## REQUIRED WORK
Print the whole listing exactly.

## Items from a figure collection
((

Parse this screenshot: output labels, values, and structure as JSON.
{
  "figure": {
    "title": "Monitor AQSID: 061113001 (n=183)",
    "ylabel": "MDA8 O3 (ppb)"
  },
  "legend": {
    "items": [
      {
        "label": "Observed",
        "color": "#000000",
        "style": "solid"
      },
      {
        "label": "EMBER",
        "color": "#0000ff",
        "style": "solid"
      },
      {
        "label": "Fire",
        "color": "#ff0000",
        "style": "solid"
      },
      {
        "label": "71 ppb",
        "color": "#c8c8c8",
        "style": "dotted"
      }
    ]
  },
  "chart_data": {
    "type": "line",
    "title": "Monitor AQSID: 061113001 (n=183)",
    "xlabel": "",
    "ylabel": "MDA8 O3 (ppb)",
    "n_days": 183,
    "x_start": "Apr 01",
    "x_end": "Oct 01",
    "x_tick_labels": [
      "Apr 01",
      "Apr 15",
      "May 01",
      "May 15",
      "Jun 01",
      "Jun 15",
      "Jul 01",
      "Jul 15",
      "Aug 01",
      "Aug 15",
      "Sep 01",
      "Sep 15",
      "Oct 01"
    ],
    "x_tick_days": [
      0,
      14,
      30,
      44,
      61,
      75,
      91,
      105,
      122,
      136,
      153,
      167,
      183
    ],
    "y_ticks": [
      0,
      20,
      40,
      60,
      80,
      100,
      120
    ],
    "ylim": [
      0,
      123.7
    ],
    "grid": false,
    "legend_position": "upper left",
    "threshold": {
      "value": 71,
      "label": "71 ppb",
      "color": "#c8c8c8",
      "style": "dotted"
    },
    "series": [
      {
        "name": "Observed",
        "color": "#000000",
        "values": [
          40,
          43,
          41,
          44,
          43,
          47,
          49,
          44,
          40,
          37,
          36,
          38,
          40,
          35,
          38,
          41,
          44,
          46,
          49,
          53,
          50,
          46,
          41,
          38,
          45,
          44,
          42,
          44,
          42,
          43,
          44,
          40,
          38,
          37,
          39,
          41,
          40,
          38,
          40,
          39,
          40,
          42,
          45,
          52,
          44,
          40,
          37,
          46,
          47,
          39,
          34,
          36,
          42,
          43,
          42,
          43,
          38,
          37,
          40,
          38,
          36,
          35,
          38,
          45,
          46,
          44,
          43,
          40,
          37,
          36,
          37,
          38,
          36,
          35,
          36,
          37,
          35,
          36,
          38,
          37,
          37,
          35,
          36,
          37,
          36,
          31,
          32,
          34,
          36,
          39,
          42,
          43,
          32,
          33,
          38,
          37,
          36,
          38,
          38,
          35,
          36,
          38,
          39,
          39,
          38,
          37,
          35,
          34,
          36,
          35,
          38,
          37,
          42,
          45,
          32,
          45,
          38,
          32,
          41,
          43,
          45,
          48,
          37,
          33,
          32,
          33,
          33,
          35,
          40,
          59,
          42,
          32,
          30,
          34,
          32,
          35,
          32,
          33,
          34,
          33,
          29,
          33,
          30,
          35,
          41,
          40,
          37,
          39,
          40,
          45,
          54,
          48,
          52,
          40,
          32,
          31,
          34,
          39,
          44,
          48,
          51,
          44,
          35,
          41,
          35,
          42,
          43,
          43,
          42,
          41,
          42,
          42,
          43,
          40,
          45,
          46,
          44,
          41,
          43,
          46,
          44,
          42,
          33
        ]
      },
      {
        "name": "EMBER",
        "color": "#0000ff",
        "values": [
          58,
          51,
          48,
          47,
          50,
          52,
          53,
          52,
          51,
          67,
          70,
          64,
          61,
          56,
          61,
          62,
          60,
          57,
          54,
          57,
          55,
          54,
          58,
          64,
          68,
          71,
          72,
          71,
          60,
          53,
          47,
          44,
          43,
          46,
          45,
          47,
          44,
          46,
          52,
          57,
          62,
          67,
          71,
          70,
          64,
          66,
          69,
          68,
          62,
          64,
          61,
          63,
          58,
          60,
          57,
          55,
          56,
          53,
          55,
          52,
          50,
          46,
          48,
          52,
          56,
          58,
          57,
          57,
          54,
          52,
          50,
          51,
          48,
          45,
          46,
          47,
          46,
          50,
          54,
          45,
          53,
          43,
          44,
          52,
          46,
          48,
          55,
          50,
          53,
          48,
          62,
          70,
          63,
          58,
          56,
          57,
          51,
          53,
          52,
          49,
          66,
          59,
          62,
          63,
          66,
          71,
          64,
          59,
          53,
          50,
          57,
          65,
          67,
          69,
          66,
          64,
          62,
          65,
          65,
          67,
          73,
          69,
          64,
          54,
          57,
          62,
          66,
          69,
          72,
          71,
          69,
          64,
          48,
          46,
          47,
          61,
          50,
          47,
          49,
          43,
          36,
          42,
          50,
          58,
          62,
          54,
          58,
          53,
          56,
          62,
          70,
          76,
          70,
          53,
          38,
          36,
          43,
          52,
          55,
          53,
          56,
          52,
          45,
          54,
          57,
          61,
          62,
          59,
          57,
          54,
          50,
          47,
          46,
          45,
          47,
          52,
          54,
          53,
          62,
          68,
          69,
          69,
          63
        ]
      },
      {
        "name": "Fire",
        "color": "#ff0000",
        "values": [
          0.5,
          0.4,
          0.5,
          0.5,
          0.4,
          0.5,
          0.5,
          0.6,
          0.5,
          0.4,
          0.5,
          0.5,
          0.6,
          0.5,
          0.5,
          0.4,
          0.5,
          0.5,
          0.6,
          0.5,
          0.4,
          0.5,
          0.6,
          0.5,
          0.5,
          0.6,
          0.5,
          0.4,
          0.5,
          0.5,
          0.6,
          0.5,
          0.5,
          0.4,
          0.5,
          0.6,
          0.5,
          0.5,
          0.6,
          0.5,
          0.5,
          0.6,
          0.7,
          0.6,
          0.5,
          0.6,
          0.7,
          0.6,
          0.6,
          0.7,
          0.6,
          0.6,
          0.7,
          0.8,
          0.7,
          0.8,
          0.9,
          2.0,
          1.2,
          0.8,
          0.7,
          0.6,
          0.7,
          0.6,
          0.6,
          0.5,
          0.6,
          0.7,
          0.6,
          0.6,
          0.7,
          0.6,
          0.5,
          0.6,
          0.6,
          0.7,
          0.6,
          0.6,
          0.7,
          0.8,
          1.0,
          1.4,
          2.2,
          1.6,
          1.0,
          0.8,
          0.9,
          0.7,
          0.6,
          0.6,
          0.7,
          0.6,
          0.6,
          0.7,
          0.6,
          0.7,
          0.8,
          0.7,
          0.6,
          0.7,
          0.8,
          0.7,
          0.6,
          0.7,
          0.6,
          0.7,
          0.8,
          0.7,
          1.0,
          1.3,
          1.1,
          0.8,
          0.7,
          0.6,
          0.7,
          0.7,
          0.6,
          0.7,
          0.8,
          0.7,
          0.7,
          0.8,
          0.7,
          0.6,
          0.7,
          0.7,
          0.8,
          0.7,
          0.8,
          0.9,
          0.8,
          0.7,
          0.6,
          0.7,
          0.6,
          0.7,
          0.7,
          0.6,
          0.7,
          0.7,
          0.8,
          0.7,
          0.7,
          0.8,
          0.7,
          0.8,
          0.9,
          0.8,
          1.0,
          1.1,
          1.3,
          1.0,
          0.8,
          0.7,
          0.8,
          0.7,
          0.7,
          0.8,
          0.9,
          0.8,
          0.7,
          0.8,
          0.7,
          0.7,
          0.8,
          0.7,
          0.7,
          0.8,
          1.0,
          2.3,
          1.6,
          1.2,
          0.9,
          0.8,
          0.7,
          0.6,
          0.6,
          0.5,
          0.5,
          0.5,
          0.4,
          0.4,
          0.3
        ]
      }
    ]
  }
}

))

## REPLY
Parse this screenshot: output labels, values, and structure as JSON.
{
  "figure": {
    "title": "Monitor AQSID: 061113001 (n=183)",
    "ylabel": "MDA8 O3 (ppb)"
  },
  "legend": {
    "items": [
      {
        "label": "Observed",
        "color": "#000000",
        "style": "solid"
      },
      {
        "label": "EMBER",
        "color": "#0000ff",
        "style": "solid"
      },
      {
        "label": "Fire",
        "color": "#ff0000",
        "style": "solid"
      },
      {
        "label": "71 ppb",
        "color": "#c8c8c8",
        "style": "dotted"
      }
    ]
  },
  "chart_data": {
    "type": "line",
    "title": "Monitor AQSID: 061113001 (n=183)",
    "xlabel": "",
    "ylabel": "MDA8 O3 (ppb)",
    "n_days": 183,
    "x_start": "Apr 01",
    "x_end": "Oct 01",
    "x_tick_labels": [
      "Apr 01",
      "Apr 15",
      "May 01",
      "May 15",
      "Jun 01",
      "Jun 15",
      "Jul 01",
      "Jul 15",
      "Aug 01",
      "Aug 15",
      "Sep 01",
      "Sep 15",
      "Oct 01"
    ],
    "x_tick_days": [
      0,
      14,
      30,
      44,
      61,
      75,
      91,
      105,
      122,
      136,
      153,
      167,
      183
    ],
    "y_ticks": [
      0,
      20,
      40,
      60,
      80,
      100,
      120
    ],
    "ylim": [
      0,
      123.7
    ],
    "grid": false,
    "legend_position": "upper left",
    "threshold": {
      "value": 71,
      "label": "71 ppb",
      "color": "#c8c8c8",
      "style": "dotted"
    },
    "series": [
      {
        "name": "Observed",
        "color": "#000000",
        "values": [
          40,
          43,
          41,
          44,
          43,
          47,
          49,
          44,
          40,
          37,
          36,
          38,
          40,
          35,
          38,
          41,
          44,
          46,
          49,
          53,
          50,
          46,
          41,
          38,
          45,
          44,
          42,
          44,
          42,
          43,
          44,
          40,
          38,
          37,
          39,
          41,
          40,
          38,
          40,
          39,
          40,
          42,
          45,
          52,
          44,
          40,
          37,
          46,
          47,
          39,
          34,
          36,
          42,
          43,
          42,
          43,
          38,
          37,
          40,
          38,
          36,
          35,
          38,
          45,
          46,
          44,
          43,
          40,
          37,
          36,
          37,
          38,
          36,
          35,
          36,
          37,
          35,
          36,
          38,
          37,
          37,
          35,
          36,
          37,
          36,
          31,
          32,
          34,
          36,
          39,
          42,
          43,
          32,
          33,
          38,
          37,
          36,
          38,
          38,
          35,
          36,
          38,
          39,
          39,
          38,
          37,
          35,
          34,
          36,
          35,
          38,
          37,
          42,
          45,
          32,
          45,
          38,
          32,
          41,
          43,
          45,
          48,
          37,
          33,
          32,
          33,
          33,
          35,
          40,
          59,
          42,
          32,
          30,
          34,
          32,
          35,
          32,
          33,
          34,
          33,
          29,
          33,
          30,
          35,
          41,
          40,
          37,
          39,
          40,
          45,
          54,
          48,
          52,
          40,
          32,
          31,
          34,
          39,
          44,
          48,
          51,
          44,
          35,
          41,
          35,
          42,
          43,
          43,
          42,
          41,
          42,
          42,
          43,
          40,
          45,
          46,
          44,
          41,
          43,
          46,
          44,
          42,
          33
        ]
      },
      {
        "name": "EMBER",
        "color": "#0000ff",
        "values": [
          58,
          51,
          48,
          47,
          50,
          52,
          53,
          52,
          51,
          67,
          70,
          64,
          61,
          56,
          61,
          62,
          60,
          57,
          54,
          57,
          55,
          54,
          58,
          64,
          68,
          71,
          72,
          71,
          60,
          53,
          47,
          44,
          43,
          46,
          45,
          47,
          44,
          46,
          52,
          57,
          62,
          67,
          71,
          70,
          64,
          66,
          69,
          68,
          62,
          64,
          61,
          63,
          58,
          60,
          57,
          55,
          56,
          53,
          55,
          52,
          50,
          46,
          48,
          52,
          56,
          58,
          57,
          57,
          54,
          52,
          50,
          51,
          48,
          45,
          46,
          47,
          46,
          50,
          54,
          45,
          53,
          43,
          44,
          52,
          46,
          48,
          55,
          50,
          53,
          48,
          62,
          70,
          63,
          58,
          56,
          57,
          51,
          53,
          52,
          49,
          66,
          59,
          62,
          63,
          66,
          71,
          64,
          59,
          53,
          50,
          57,
          65,
          67,
          69,
          66,
          64,
          62,
          65,
          65,
          67,
          73,
          69,
          64,
          54,
          57,
          62,
          66,
          69,
          72,
          71,
          69,
          64,
          48,
          46,
          47,
          61,
          50,
          47,
          49,
          43,
          36,
          42,
          50,
          58,
          62,
          54,
          58,
          53,
          56,
          62,
          70,
          76,
          70,
          53,
          38,
          36,
          43,
          52,
          55,
          53,
          56,
          52,
          45,
          54,
          57,
          61,
          62,
          59,
          57,
          54,
          50,
          47,
          46,
          45,
          47,
          52,
          54,
          53,
          62,
          68,
          69,
          69,
          63
        ]
      },
      {
        "name": "Fire",
        "color": "#ff0000",
        "values": [
          0.5,
          0.4,
          0.5,
          0.5,
          0.4,
          0.5,
          0.5,
          0.6,
          0.5,
          0.4,
          0.5,
          0.5,
          0.6,
          0.5,
          0.5,
          0.4,
          0.5,
          0.5,
          0.6,
          0.5,
          0.4,
          0.5,
          0.6,
          0.5,
          0.5,
          0.6,
          0.5,
          0.4,
          0.5,
          0.5,
          0.6,
          0.5,
          0.5,
          0.4,
          0.5,
          0.6,
          0.5,
          0.5,
          0.6,
          0.5,
          0.5,
          0.6,
          0.7,
          0.6,
          0.5,
          0.6,
          0.7,
          0.6,
          0.6,
          0.7,
          0.6,
          0.6,
          0.7,
          0.8,
          0.7,
          0.8,
          0.9,
          2.0,
          1.2,
          0.8,
          0.7,
          0.6,
          0.7,
          0.6,
          0.6,
          0.5,
          0.6,
          0.7,
          0.6,
          0.6,
          0.7,
          0.6,
          0.5,
          0.6,
          0.6,
          0.7,
          0.6,
          0.6,
          0.7,
          0.8,
          1.0,
          1.4,
          2.2,
          1.6,
          1.0,
          0.8,
          0.9,
          0.7,
          0.6,
          0.6,
          0.7,
          0.6,
          0.6,
          0.7,
          0.6,
          0.7,
          0.8,
          0.7,
          0.6,
          0.7,
          0.8,
          0.7,
          0.6,
          0.7,
          0.6,
          0.7,
          0.8,
          0.7,
          1.0,
          1.3,
          1.1,
          0.8,
          0.7,
          0.6,
          0.7,
          0.7,
          0.6,
          0.7,
          0.8,
          0.7,
          0.7,
          0.8,
          0.7,
          0.6,
          0.7,
          0.7,
          0.8,
          0.7,
          0.8,
          0.9,
          0.8,
          0.7,
          0.6,
          0.7,
          0.6,
          0.7,
          0.7,
          0.6,
          0.7,
          0.7,
          0.8,
          0.7,
          0.7,
          0.8,
          0.7,
          0.8,
          0.9,
          0.8,
          1.0,
          1.1,
          1.3,
          1.0,
          0.8,
          0.7,
          0.8,
          0.7,
          0.7,
          0.8,
          0.9,
          0.8,
          0.7,
          0.8,
          0.7,
          0.7,
          0.8,
          0.7,
          0.7,
          0.8,
          1.0,
          2.3,
          1.6,
          1.2,
          0.9,
          0.8,
          0.7,
          0.6,
          0.6,
          0.5,
          0.5,
          0.5,
          0.4,
          0.4,
          0.3
        ]
      }
    ]
  }
}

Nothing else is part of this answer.